* Begin Record excerpts *

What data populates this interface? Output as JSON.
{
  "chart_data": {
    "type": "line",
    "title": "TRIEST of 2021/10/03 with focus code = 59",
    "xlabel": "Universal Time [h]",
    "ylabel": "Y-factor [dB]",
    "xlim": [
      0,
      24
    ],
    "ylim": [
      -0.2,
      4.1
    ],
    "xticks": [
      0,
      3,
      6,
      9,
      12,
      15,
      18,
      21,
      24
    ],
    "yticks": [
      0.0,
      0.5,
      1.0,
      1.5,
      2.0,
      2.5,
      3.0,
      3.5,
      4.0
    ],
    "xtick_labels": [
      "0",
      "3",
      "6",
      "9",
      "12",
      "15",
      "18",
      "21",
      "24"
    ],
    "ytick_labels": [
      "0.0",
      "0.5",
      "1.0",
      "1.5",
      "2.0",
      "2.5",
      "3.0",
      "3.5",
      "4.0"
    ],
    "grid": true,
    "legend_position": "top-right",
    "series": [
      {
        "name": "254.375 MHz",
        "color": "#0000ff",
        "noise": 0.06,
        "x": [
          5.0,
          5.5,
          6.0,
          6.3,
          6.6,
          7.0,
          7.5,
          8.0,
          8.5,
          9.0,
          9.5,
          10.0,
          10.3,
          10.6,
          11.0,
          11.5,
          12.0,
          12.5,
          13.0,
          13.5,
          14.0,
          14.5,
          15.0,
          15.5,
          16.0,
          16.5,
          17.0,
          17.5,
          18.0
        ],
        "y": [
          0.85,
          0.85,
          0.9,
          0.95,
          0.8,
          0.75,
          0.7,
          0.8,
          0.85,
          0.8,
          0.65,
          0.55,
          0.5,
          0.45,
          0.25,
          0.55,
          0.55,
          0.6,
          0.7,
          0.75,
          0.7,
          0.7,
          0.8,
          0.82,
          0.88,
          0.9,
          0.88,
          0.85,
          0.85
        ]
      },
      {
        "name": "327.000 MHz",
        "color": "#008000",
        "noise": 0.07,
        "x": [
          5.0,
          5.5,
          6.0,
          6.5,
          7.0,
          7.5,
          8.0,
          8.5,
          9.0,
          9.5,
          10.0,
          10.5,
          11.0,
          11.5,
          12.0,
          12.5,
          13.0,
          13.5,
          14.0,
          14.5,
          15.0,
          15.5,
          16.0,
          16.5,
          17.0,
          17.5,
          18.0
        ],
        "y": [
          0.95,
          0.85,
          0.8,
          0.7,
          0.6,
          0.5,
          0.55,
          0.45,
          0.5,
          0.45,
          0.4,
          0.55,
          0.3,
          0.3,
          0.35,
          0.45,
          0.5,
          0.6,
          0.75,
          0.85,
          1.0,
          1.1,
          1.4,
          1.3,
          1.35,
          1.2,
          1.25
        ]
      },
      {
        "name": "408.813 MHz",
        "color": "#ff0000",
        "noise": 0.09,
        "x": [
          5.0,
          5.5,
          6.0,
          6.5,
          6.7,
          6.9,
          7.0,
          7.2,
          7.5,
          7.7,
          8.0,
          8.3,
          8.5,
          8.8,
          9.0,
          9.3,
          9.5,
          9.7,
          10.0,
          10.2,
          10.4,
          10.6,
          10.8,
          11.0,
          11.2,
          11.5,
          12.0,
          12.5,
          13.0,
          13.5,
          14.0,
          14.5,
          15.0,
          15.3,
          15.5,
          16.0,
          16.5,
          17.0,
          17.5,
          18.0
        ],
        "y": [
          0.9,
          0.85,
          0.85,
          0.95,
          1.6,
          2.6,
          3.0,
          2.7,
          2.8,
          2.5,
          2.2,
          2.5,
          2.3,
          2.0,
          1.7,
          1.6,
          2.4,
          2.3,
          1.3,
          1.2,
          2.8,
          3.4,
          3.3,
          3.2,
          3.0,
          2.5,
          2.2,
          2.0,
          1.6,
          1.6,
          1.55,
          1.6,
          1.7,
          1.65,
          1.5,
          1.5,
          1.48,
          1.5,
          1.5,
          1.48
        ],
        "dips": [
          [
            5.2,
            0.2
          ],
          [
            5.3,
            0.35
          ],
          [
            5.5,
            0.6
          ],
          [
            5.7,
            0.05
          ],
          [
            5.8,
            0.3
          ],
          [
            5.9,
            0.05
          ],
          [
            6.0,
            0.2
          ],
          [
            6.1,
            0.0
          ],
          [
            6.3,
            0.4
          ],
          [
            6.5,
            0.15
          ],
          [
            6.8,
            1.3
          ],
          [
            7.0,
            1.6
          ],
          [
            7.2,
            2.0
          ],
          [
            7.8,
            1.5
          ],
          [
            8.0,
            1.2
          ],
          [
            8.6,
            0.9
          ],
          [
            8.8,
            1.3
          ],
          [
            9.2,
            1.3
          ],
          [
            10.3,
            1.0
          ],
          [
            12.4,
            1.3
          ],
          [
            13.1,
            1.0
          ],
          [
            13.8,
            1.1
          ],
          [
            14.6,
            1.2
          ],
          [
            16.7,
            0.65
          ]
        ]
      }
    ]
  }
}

* End Record excerpts *

▶ Written request:
Find how many lines in the material hold the word "color" and state that number alone.

▶ Answer to the exercise:
3